* **Written instruction**:
Wherever a line in the data below holds "JSON", copy that line.

[Data listing]
------------------------------

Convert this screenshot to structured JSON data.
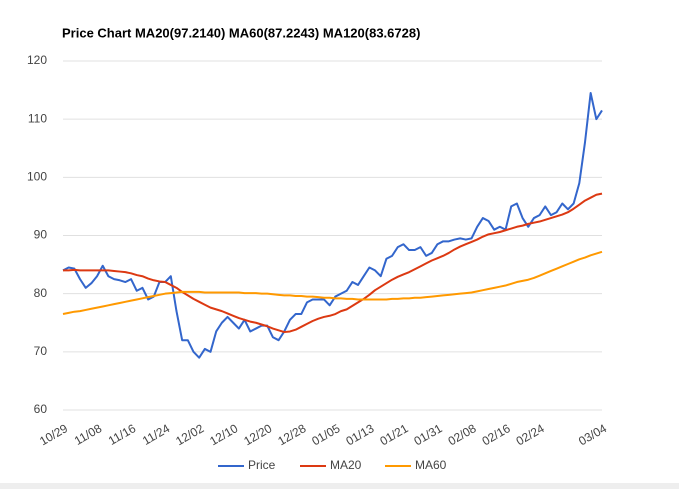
{
  "chart_data": {
    "type": "line",
    "title": "Price Chart MA20(97.2140) MA60(87.2243) MA120(83.6728)",
    "categories": [
      "10/29",
      null,
      null,
      null,
      null,
      null,
      "11/08",
      null,
      null,
      null,
      null,
      null,
      "11/16",
      null,
      null,
      null,
      null,
      null,
      "11/24",
      null,
      null,
      null,
      null,
      null,
      "12/02",
      null,
      null,
      null,
      null,
      null,
      "12/10",
      null,
      null,
      null,
      null,
      null,
      "12/20",
      null,
      null,
      null,
      null,
      null,
      "12/28",
      null,
      null,
      null,
      null,
      null,
      "01/05",
      null,
      null,
      null,
      null,
      null,
      "01/13",
      null,
      null,
      null,
      null,
      null,
      "01/21",
      null,
      null,
      null,
      null,
      null,
      "01/31",
      null,
      null,
      null,
      null,
      null,
      "02/08",
      null,
      null,
      null,
      null,
      null,
      "02/16",
      null,
      null,
      null,
      null,
      null,
      "02/24",
      null,
      null,
      null,
      null,
      null,
      null,
      null,
      null,
      null,
      null,
      "03/04"
    ],
    "series": [
      {
        "name": "Price",
        "color": "#3366cc",
        "values": [
          84,
          84.5,
          84.3,
          82.5,
          81,
          81.8,
          83,
          84.8,
          83,
          82.5,
          82.3,
          82,
          82.5,
          80.5,
          81,
          79,
          79.5,
          82,
          82,
          83,
          77,
          72,
          72,
          70,
          69,
          70.5,
          70,
          73.5,
          75,
          76,
          75,
          74,
          75.5,
          73.5,
          74,
          74.5,
          74.5,
          72.5,
          72,
          73.5,
          75.5,
          76.5,
          76.5,
          78.5,
          79,
          79,
          79,
          78,
          79.5,
          80,
          80.5,
          82,
          81.5,
          83,
          84.5,
          84,
          83,
          86,
          86.5,
          88,
          88.5,
          87.5,
          87.5,
          88,
          86.5,
          87,
          88.5,
          89,
          89,
          89.3,
          89.5,
          89.3,
          89.5,
          91.5,
          93,
          92.5,
          91,
          91.5,
          91,
          95,
          95.5,
          93,
          91.5,
          93,
          93.5,
          95,
          93.5,
          94,
          95.5,
          94.5,
          95.5,
          99,
          106,
          114.5,
          110,
          111.5
        ]
      },
      {
        "name": "MA20",
        "color": "#dc3912",
        "values": [
          84,
          84,
          84.1,
          84,
          84,
          84,
          84,
          84,
          84,
          83.9,
          83.8,
          83.7,
          83.5,
          83.2,
          83,
          82.6,
          82.3,
          82.1,
          82,
          81.5,
          81,
          80.3,
          79.7,
          79.1,
          78.6,
          78.1,
          77.6,
          77.3,
          77,
          76.6,
          76.2,
          75.8,
          75.5,
          75.2,
          75,
          74.7,
          74.4,
          74,
          73.7,
          73.4,
          73.5,
          73.8,
          74.3,
          74.8,
          75.3,
          75.7,
          76,
          76.2,
          76.5,
          77,
          77.3,
          77.9,
          78.5,
          79.1,
          79.8,
          80.6,
          81.2,
          81.8,
          82.4,
          82.9,
          83.3,
          83.7,
          84.2,
          84.7,
          85.2,
          85.7,
          86.1,
          86.5,
          87,
          87.6,
          88.1,
          88.5,
          88.9,
          89.3,
          89.8,
          90.2,
          90.4,
          90.6,
          90.9,
          91.2,
          91.5,
          91.7,
          92,
          92.2,
          92.4,
          92.7,
          93,
          93.3,
          93.6,
          94,
          94.6,
          95.3,
          96,
          96.5,
          97,
          97.2
        ]
      },
      {
        "name": "MA60",
        "color": "#ff9900",
        "values": [
          76.5,
          76.7,
          76.9,
          77,
          77.2,
          77.4,
          77.6,
          77.8,
          78,
          78.2,
          78.4,
          78.6,
          78.8,
          79,
          79.2,
          79.4,
          79.6,
          79.8,
          80,
          80.1,
          80.2,
          80.3,
          80.3,
          80.3,
          80.3,
          80.2,
          80.2,
          80.2,
          80.2,
          80.2,
          80.2,
          80.2,
          80.1,
          80.1,
          80.1,
          80,
          80,
          79.9,
          79.8,
          79.7,
          79.7,
          79.6,
          79.6,
          79.5,
          79.5,
          79.4,
          79.3,
          79.3,
          79.2,
          79.2,
          79.1,
          79.1,
          79,
          79,
          79,
          79,
          79,
          79,
          79.1,
          79.1,
          79.2,
          79.2,
          79.3,
          79.3,
          79.4,
          79.5,
          79.6,
          79.7,
          79.8,
          79.9,
          80,
          80.1,
          80.2,
          80.4,
          80.6,
          80.8,
          81,
          81.2,
          81.4,
          81.7,
          82,
          82.2,
          82.4,
          82.7,
          83.1,
          83.5,
          83.9,
          84.3,
          84.7,
          85.1,
          85.5,
          85.9,
          86.2,
          86.6,
          86.9,
          87.2
        ]
      }
    ],
    "ylim": [
      60,
      120
    ],
    "yticks": [
      60,
      70,
      80,
      90,
      100,
      110,
      120
    ],
    "grid": true,
    "legend": "bottom"
  }
}
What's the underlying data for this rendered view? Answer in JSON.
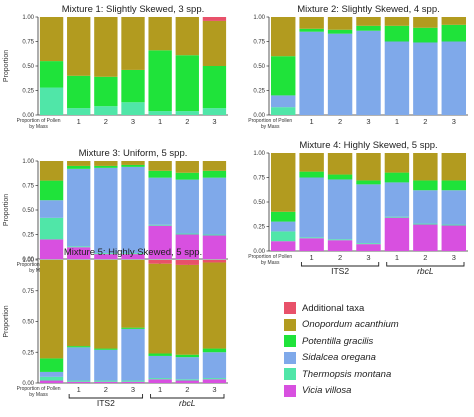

------------------------------

* **Correct output**:
Convert this screenshot to structured JSON data.
What's the underlying data for this rendered view? Answer in JSON.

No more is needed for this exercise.